Requirement — Can you reproduce the data beneath, keeping every line exact?
....................
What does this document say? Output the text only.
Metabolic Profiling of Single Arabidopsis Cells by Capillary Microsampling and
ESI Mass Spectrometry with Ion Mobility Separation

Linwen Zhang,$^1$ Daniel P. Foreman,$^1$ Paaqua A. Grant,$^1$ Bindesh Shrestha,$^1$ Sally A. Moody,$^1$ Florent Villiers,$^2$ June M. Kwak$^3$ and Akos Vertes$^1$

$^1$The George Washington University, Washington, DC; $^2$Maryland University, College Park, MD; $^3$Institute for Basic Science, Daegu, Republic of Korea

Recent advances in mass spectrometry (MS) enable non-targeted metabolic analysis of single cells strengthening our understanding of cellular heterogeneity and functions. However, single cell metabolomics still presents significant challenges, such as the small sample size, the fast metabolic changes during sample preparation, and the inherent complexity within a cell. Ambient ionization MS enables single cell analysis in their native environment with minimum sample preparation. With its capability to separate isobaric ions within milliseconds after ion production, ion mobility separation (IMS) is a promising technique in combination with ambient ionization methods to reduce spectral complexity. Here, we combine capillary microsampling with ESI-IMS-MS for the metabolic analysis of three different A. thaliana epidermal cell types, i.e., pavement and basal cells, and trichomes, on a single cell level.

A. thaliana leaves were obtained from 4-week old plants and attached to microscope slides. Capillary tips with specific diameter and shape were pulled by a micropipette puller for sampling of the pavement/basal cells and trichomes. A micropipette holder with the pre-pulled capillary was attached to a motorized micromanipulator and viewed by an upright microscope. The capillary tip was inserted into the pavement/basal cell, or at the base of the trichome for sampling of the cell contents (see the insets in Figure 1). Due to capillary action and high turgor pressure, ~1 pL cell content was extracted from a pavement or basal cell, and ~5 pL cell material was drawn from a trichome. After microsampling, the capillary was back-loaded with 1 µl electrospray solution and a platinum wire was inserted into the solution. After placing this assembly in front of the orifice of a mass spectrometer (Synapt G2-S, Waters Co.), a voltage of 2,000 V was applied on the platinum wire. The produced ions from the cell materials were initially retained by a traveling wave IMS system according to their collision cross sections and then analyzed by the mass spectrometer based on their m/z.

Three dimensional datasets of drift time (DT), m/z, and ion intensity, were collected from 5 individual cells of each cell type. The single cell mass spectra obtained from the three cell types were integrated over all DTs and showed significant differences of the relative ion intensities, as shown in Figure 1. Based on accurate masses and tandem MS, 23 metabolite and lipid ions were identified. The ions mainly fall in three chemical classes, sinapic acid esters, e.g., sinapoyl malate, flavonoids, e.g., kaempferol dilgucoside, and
....................
Answer box —
What does this document say? Output the text only.
Metabolic Profiling of Single Arabidopsis Cells by Capillary Microsampling and
ESI Mass Spectrometry with Ion Mobility Separation

Linwen Zhang,$^1$ Daniel P. Foreman,$^1$ Paaqua A. Grant,$^1$ Bindesh Shrestha,$^1$ Sally A. Moody,$^1$ Florent Villiers,$^2$ June M. Kwak$^3$ and Akos Vertes$^1$

$^1$The George Washington University, Washington, DC; $^2$Maryland University, College Park, MD; $^3$Institute for Basic Science, Daegu, Republic of Korea

Recent advances in mass spectrometry (MS) enable non-targeted metabolic analysis of single cells strengthening our understanding of cellular heterogeneity and functions. However, single cell metabolomics still presents significant challenges, such as the small sample size, the fast metabolic changes during sample preparation, and the inherent complexity within a cell. Ambient ionization MS enables single cell analysis in their native environment with minimum sample preparation. With its capability to separate isobaric ions within milliseconds after ion production, ion mobility separation (IMS) is a promising technique in combination with ambient ionization methods to reduce spectral complexity. Here, we combine capillary microsampling with ESI-IMS-MS for the metabolic analysis of three different A. thaliana epidermal cell types, i.e., pavement and basal cells, and trichomes, on a single cell level.

A. thaliana leaves were obtained from 4-week old plants and attached to microscope slides. Capillary tips with specific diameter and shape were pulled by a micropipette puller for sampling of the pavement/basal cells and trichomes. A micropipette holder with the pre-pulled capillary was attached to a motorized micromanipulator and viewed by an upright microscope. The capillary tip was inserted into the pavement/basal cell, or at the base of the trichome for sampling of the cell contents (see the insets in Figure 1). Due to capillary action and high turgor pressure, ~1 pL cell content was extracted from a pavement or basal cell, and ~5 pL cell material was drawn from a trichome. After microsampling, the capillary was back-loaded with 1 µl electrospray solution and a platinum wire was inserted into the solution. After placing this assembly in front of the orifice of a mass spectrometer (Synapt G2-S, Waters Co.), a voltage of 2,000 V was applied on the platinum wire. The produced ions from the cell materials were initially retained by a traveling wave IMS system according to their collision cross sections and then analyzed by the mass spectrometer based on their m/z.

Three dimensional datasets of drift time (DT), m/z, and ion intensity, were collected from 5 individual cells of each cell type. The single cell mass spectra obtained from the three cell types were integrated over all DTs and showed significant differences of the relative ion intensities, as shown in Figure 1. Based on accurate masses and tandem MS, 23 metabolite and lipid ions were identified. The ions mainly fall in three chemical classes, sinapic acid esters, e.g., sinapoyl malate, flavonoids, e.g., kaempferol dilgucoside, and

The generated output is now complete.